* start Records shown *
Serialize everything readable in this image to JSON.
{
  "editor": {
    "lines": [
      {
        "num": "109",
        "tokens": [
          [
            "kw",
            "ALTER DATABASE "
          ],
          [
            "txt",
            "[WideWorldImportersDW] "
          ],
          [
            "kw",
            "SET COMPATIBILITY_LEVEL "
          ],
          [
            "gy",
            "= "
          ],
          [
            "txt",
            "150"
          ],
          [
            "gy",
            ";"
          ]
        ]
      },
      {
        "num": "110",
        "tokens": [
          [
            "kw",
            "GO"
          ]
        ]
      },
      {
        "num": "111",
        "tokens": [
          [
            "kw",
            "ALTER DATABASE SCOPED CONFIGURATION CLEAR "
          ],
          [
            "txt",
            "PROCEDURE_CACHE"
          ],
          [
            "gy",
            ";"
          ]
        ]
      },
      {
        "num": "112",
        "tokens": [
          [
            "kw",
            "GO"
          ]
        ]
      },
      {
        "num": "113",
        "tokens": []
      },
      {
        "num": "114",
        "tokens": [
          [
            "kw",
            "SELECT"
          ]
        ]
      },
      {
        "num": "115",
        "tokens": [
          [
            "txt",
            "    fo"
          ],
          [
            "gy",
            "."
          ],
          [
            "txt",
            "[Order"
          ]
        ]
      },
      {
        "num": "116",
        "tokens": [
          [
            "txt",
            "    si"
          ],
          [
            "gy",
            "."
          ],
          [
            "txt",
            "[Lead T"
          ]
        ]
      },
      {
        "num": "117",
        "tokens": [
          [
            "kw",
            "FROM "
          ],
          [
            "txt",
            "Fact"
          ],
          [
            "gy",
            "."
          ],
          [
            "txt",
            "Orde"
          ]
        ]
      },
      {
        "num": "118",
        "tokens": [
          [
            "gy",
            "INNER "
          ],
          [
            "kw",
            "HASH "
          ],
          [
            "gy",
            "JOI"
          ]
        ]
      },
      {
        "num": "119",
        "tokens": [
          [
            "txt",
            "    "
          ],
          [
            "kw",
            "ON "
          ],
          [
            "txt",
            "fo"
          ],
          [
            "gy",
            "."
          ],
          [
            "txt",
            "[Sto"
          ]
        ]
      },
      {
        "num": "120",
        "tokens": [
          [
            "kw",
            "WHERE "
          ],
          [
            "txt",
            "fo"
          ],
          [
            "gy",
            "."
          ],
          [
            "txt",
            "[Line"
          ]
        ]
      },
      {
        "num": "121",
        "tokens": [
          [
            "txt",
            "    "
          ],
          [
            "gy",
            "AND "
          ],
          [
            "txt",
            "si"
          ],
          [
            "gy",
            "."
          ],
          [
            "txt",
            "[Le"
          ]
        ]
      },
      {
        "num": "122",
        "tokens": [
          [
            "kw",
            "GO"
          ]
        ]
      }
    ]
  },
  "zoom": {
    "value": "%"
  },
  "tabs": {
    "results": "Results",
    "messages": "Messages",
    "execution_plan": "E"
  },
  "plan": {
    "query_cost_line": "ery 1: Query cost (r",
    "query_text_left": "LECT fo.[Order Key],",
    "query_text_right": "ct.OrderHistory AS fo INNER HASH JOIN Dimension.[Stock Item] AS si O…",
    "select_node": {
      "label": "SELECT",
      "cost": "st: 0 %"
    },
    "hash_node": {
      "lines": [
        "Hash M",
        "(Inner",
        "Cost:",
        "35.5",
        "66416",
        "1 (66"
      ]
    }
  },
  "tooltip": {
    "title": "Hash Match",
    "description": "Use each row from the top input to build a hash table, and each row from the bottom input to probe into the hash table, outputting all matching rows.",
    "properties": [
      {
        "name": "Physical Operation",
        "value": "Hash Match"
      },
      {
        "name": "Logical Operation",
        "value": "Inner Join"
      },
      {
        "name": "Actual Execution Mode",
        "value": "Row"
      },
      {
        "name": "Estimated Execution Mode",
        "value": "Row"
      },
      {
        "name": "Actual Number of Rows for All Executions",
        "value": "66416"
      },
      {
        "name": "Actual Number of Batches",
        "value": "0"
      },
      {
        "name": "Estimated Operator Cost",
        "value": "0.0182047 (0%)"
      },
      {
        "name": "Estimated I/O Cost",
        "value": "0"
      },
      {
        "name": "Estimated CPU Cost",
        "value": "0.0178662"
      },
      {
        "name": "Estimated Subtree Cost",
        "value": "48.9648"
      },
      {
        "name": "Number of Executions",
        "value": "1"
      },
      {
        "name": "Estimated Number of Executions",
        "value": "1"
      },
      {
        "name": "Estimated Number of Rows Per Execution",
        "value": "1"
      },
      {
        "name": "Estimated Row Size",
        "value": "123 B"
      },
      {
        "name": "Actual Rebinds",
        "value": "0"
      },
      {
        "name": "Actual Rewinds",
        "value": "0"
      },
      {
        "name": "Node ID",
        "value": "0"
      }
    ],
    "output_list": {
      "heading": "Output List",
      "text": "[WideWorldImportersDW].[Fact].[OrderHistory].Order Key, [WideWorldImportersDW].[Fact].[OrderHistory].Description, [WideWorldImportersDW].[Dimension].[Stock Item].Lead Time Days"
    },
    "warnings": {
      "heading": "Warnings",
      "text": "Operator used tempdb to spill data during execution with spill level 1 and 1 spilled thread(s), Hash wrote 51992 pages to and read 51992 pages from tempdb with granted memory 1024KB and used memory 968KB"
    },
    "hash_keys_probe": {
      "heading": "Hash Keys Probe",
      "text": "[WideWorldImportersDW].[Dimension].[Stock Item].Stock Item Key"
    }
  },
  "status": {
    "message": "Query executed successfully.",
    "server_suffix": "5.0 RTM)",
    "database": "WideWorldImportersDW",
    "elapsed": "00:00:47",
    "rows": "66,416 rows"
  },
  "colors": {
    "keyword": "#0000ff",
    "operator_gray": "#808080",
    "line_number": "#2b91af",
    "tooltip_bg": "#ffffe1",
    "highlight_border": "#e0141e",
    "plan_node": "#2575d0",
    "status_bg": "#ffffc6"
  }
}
* end Records shown *
== Task to carry out ==
Give an exact repetition of all the material.

== Problem solution ==
Serialize everything readable in this image to JSON.
{
  "editor": {
    "lines": [
      {
        "num": "109",
        "tokens": [
          [
            "kw",
            "ALTER DATABASE "
          ],
          [
            "txt",
            "[WideWorldImportersDW] "
          ],
          [
            "kw",
            "SET COMPATIBILITY_LEVEL "
          ],
          [
            "gy",
            "= "
          ],
          [
            "txt",
            "150"
          ],
          [
            "gy",
            ";"
          ]
        ]
      },
      {
        "num": "110",
        "tokens": [
          [
            "kw",
            "GO"
          ]
        ]
      },
      {
        "num": "111",
        "tokens": [
          [
            "kw",
            "ALTER DATABASE SCOPED CONFIGURATION CLEAR "
          ],
          [
            "txt",
            "PROCEDURE_CACHE"
          ],
          [
            "gy",
            ";"
          ]
        ]
      },
      {
        "num": "112",
        "tokens": [
          [
            "kw",
            "GO"
          ]
        ]
      },
      {
        "num": "113",
        "tokens": []
      },
      {
        "num": "114",
        "tokens": [
          [
            "kw",
            "SELECT"
          ]
        ]
      },
      {
        "num": "115",
        "tokens": [
          [
            "txt",
            "    fo"
          ],
          [
            "gy",
            "."
          ],
          [
            "txt",
            "[Order"
          ]
        ]
      },
      {
        "num": "116",
        "tokens": [
          [
            "txt",
            "    si"
          ],
          [
            "gy",
            "."
          ],
          [
            "txt",
            "[Lead T"
          ]
        ]
      },
      {
        "num": "117",
        "tokens": [
          [
            "kw",
            "FROM "
          ],
          [
            "txt",
            "Fact"
          ],
          [
            "gy",
            "."
          ],
          [
            "txt",
            "Orde"
          ]
        ]
      },
      {
        "num": "118",
        "tokens": [
          [
            "gy",
            "INNER "
          ],
          [
            "kw",
            "HASH "
          ],
          [
            "gy",
            "JOI"
          ]
        ]
      },
      {
        "num": "119",
        "tokens": [
          [
            "txt",
            "    "
          ],
          [
            "kw",
            "ON "
          ],
          [
            "txt",
            "fo"
          ],
          [
            "gy",
            "."
          ],
          [
            "txt",
            "[Sto"
          ]
        ]
      },
      {
        "num": "120",
        "tokens": [
          [
            "kw",
            "WHERE "
          ],
          [
            "txt",
            "fo"
          ],
          [
            "gy",
            "."
          ],
          [
            "txt",
            "[Line"
          ]
        ]
      },
      {
        "num": "121",
        "tokens": [
          [
            "txt",
            "    "
          ],
          [
            "gy",
            "AND "
          ],
          [
            "txt",
            "si"
          ],
          [
            "gy",
            "."
          ],
          [
            "txt",
            "[Le"
          ]
        ]
      },
      {
        "num": "122",
        "tokens": [
          [
            "kw",
            "GO"
          ]
        ]
      }
    ]
  },
  "zoom": {
    "value": "%"
  },
  "tabs": {
    "results": "Results",
    "messages": "Messages",
    "execution_plan": "E"
  },
  "plan": {
    "query_cost_line": "ery 1: Query cost (r",
    "query_text_left": "LECT fo.[Order Key],",
    "query_text_right": "ct.OrderHistory AS fo INNER HASH JOIN Dimension.[Stock Item] AS si O…",
    "select_node": {
      "label": "SELECT",
      "cost": "st: 0 %"
    },
    "hash_node": {
      "lines": [
        "Hash M",
        "(Inner",
        "Cost:",
        "35.5",
        "66416",
        "1 (66"
      ]
    }
  },
  "tooltip": {
    "title": "Hash Match",
    "description": "Use each row from the top input to build a hash table, and each row from the bottom input to probe into the hash table, outputting all matching rows.",
    "properties": [
      {
        "name": "Physical Operation",
        "value": "Hash Match"
      },
      {
        "name": "Logical Operation",
        "value": "Inner Join"
      },
      {
        "name": "Actual Execution Mode",
        "value": "Row"
      },
      {
        "name": "Estimated Execution Mode",
        "value": "Row"
      },
      {
        "name": "Actual Number of Rows for All Executions",
        "value": "66416"
      },
      {
        "name": "Actual Number of Batches",
        "value": "0"
      },
      {
        "name": "Estimated Operator Cost",
        "value": "0.0182047 (0%)"
      },
      {
        "name": "Estimated I/O Cost",
        "value": "0"
      },
      {
        "name": "Estimated CPU Cost",
        "value": "0.0178662"
      },
      {
        "name": "Estimated Subtree Cost",
        "value": "48.9648"
      },
      {
        "name": "Number of Executions",
        "value": "1"
      },
      {
        "name": "Estimated Number of Executions",
        "value": "1"
      },
      {
        "name": "Estimated Number of Rows Per Execution",
        "value": "1"
      },
      {
        "name": "Estimated Row Size",
        "value": "123 B"
      },
      {
        "name": "Actual Rebinds",
        "value": "0"
      },
      {
        "name": "Actual Rewinds",
        "value": "0"
      },
      {
        "name": "Node ID",
        "value": "0"
      }
    ],
    "output_list": {
      "heading": "Output List",
      "text": "[WideWorldImportersDW].[Fact].[OrderHistory].Order Key, [WideWorldImportersDW].[Fact].[OrderHistory].Description, [WideWorldImportersDW].[Dimension].[Stock Item].Lead Time Days"
    },
    "warnings": {
      "heading": "Warnings",
      "text": "Operator used tempdb to spill data during execution with spill level 1 and 1 spilled thread(s), Hash wrote 51992 pages to and read 51992 pages from tempdb with granted memory 1024KB and used memory 968KB"
    },
    "hash_keys_probe": {
      "heading": "Hash Keys Probe",
      "text": "[WideWorldImportersDW].[Dimension].[Stock Item].Stock Item Key"
    }
  },
  "status": {
    "message": "Query executed successfully.",
    "server_suffix": "5.0 RTM)",
    "database": "WideWorldImportersDW",
    "elapsed": "00:00:47",
    "rows": "66,416 rows"
  },
  "colors": {
    "keyword": "#0000ff",
    "operator_gray": "#808080",
    "line_number": "#2b91af",
    "tooltip_bg": "#ffffe1",
    "highlight_border": "#e0141e",
    "plan_node": "#2575d0",
    "status_bg": "#ffffc6"
  }
}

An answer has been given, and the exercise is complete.